What is needed –
List each line of the data that holds the string "Course".

Data provided –
-- -- --

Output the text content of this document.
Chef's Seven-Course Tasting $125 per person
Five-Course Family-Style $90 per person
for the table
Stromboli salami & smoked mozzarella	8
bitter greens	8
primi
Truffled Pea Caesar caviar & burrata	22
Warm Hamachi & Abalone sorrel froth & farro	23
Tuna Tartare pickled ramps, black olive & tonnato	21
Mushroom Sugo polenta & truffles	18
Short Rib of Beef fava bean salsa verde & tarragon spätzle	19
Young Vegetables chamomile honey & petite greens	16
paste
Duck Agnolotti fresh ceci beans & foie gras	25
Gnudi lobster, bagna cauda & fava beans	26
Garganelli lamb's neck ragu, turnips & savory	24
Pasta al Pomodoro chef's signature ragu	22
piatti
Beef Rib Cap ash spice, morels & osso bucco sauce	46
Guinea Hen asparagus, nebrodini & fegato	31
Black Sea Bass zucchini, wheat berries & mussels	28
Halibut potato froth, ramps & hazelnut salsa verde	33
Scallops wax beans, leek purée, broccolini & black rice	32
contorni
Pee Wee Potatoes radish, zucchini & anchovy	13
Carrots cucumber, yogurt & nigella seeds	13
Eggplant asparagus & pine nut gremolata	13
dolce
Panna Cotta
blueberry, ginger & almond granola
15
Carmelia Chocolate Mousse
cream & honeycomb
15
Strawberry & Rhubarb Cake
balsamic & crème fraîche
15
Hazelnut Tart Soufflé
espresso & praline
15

-- -- --

Task answer –
Chef's Seven-Course Tasting $125 per person
Five-Course Family-Style $90 per person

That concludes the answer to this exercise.